═══ Entries provided ═══

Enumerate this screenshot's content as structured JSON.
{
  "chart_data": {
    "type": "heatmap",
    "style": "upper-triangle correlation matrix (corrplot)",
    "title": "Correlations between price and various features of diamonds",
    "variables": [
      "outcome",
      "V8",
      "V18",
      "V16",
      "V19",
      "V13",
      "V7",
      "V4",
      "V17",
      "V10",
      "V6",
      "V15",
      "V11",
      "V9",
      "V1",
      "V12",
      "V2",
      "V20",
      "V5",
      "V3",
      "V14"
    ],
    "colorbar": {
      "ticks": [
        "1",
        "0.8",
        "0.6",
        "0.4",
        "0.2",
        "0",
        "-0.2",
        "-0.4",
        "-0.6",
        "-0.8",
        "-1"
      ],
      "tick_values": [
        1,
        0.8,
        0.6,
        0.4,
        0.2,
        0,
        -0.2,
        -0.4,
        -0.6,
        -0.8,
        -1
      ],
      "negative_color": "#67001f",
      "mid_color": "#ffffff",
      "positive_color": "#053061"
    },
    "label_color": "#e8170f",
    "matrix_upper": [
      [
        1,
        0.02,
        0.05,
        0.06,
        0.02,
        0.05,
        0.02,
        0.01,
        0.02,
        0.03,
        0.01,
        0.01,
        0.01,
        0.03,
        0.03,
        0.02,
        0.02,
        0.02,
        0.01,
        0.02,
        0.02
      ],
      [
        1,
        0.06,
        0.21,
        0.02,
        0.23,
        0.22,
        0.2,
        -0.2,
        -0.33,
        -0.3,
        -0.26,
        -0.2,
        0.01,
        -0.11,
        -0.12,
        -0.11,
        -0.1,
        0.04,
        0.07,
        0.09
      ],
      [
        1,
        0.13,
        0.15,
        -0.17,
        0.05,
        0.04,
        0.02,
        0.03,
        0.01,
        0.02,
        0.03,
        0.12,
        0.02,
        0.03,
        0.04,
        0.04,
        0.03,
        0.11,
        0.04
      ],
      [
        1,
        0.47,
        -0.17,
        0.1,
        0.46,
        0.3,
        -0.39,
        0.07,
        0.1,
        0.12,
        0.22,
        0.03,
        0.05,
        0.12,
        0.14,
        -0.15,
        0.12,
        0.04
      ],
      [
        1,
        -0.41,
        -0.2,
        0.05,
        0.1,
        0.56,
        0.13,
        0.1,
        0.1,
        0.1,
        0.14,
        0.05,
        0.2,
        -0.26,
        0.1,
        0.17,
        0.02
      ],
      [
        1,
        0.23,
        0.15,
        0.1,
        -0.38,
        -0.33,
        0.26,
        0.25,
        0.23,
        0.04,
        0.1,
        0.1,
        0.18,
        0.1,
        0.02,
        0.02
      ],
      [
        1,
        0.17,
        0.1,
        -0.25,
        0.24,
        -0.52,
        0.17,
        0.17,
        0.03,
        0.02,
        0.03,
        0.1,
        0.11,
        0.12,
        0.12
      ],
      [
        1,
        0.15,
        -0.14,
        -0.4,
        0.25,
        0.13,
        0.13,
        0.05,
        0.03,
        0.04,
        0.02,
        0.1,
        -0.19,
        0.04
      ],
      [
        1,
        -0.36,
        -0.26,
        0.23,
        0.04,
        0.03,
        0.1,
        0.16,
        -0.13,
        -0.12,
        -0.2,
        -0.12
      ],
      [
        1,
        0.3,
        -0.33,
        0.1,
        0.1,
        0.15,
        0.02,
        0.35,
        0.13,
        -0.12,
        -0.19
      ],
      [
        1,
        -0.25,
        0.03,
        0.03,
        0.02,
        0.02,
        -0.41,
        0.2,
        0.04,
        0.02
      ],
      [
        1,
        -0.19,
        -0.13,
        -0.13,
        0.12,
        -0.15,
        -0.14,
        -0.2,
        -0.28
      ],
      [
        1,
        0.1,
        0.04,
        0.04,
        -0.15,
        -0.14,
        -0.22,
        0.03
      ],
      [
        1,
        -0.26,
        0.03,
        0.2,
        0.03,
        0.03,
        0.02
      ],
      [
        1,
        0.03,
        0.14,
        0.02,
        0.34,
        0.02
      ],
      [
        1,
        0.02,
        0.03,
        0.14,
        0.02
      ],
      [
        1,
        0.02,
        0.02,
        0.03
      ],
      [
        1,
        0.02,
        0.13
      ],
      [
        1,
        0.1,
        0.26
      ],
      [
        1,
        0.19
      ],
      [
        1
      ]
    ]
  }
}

═══

▸ Stated goal: Repeat the records above exactly, from the first line to the last.

▸ Answer in full:
Enumerate this screenshot's content as structured JSON.
{
  "chart_data": {
    "type": "heatmap",
    "style": "upper-triangle correlation matrix (corrplot)",
    "title": "Correlations between price and various features of diamonds",
    "variables": [
      "outcome",
      "V8",
      "V18",
      "V16",
      "V19",
      "V13",
      "V7",
      "V4",
      "V17",
      "V10",
      "V6",
      "V15",
      "V11",
      "V9",
      "V1",
      "V12",
      "V2",
      "V20",
      "V5",
      "V3",
      "V14"
    ],
    "colorbar": {
      "ticks": [
        "1",
        "0.8",
        "0.6",
        "0.4",
        "0.2",
        "0",
        "-0.2",
        "-0.4",
        "-0.6",
        "-0.8",
        "-1"
      ],
      "tick_values": [
        1,
        0.8,
        0.6,
        0.4,
        0.2,
        0,
        -0.2,
        -0.4,
        -0.6,
        -0.8,
        -1
      ],
      "negative_color": "#67001f",
      "mid_color": "#ffffff",
      "positive_color": "#053061"
    },
    "label_color": "#e8170f",
    "matrix_upper": [
      [
        1,
        0.02,
        0.05,
        0.06,
        0.02,
        0.05,
        0.02,
        0.01,
        0.02,
        0.03,
        0.01,
        0.01,
        0.01,
        0.03,
        0.03,
        0.02,
        0.02,
        0.02,
        0.01,
        0.02,
        0.02
      ],
      [
        1,
        0.06,
        0.21,
        0.02,
        0.23,
        0.22,
        0.2,
        -0.2,
        -0.33,
        -0.3,
        -0.26,
        -0.2,
        0.01,
        -0.11,
        -0.12,
        -0.11,
        -0.1,
        0.04,
        0.07,
        0.09
      ],
      [
        1,
        0.13,
        0.15,
        -0.17,
        0.05,
        0.04,
        0.02,
        0.03,
        0.01,
        0.02,
        0.03,
        0.12,
        0.02,
        0.03,
        0.04,
        0.04,
        0.03,
        0.11,
        0.04
      ],
      [
        1,
        0.47,
        -0.17,
        0.1,
        0.46,
        0.3,
        -0.39,
        0.07,
        0.1,
        0.12,
        0.22,
        0.03,
        0.05,
        0.12,
        0.14,
        -0.15,
        0.12,
        0.04
      ],
      [
        1,
        -0.41,
        -0.2,
        0.05,
        0.1,
        0.56,
        0.13,
        0.1,
        0.1,
        0.1,
        0.14,
        0.05,
        0.2,
        -0.26,
        0.1,
        0.17,
        0.02
      ],
      [
        1,
        0.23,
        0.15,
        0.1,
        -0.38,
        -0.33,
        0.26,
        0.25,
        0.23,
        0.04,
        0.1,
        0.1,
        0.18,
        0.1,
        0.02,
        0.02
      ],
      [
        1,
        0.17,
        0.1,
        -0.25,
        0.24,
        -0.52,
        0.17,
        0.17,
        0.03,
        0.02,
        0.03,
        0.1,
        0.11,
        0.12,
        0.12
      ],
      [
        1,
        0.15,
        -0.14,
        -0.4,
        0.25,
        0.13,
        0.13,
        0.05,
        0.03,
        0.04,
        0.02,
        0.1,
        -0.19,
        0.04
      ],
      [
        1,
        -0.36,
        -0.26,
        0.23,
        0.04,
        0.03,
        0.1,
        0.16,
        -0.13,
        -0.12,
        -0.2,
        -0.12
      ],
      [
        1,
        0.3,
        -0.33,
        0.1,
        0.1,
        0.15,
        0.02,
        0.35,
        0.13,
        -0.12,
        -0.19
      ],
      [
        1,
        -0.25,
        0.03,
        0.03,
        0.02,
        0.02,
        -0.41,
        0.2,
        0.04,
        0.02
      ],
      [
        1,
        -0.19,
        -0.13,
        -0.13,
        0.12,
        -0.15,
        -0.14,
        -0.2,
        -0.28
      ],
      [
        1,
        0.1,
        0.04,
        0.04,
        -0.15,
        -0.14,
        -0.22,
        0.03
      ],
      [
        1,
        -0.26,
        0.03,
        0.2,
        0.03,
        0.03,
        0.02
      ],
      [
        1,
        0.03,
        0.14,
        0.02,
        0.34,
        0.02
      ],
      [
        1,
        0.02,
        0.03,
        0.14,
        0.02
      ],
      [
        1,
        0.02,
        0.02,
        0.03
      ],
      [
        1,
        0.02,
        0.13
      ],
      [
        1,
        0.1,
        0.26
      ],
      [
        1,
        0.19
      ],
      [
        1
      ]
    ]
  }
}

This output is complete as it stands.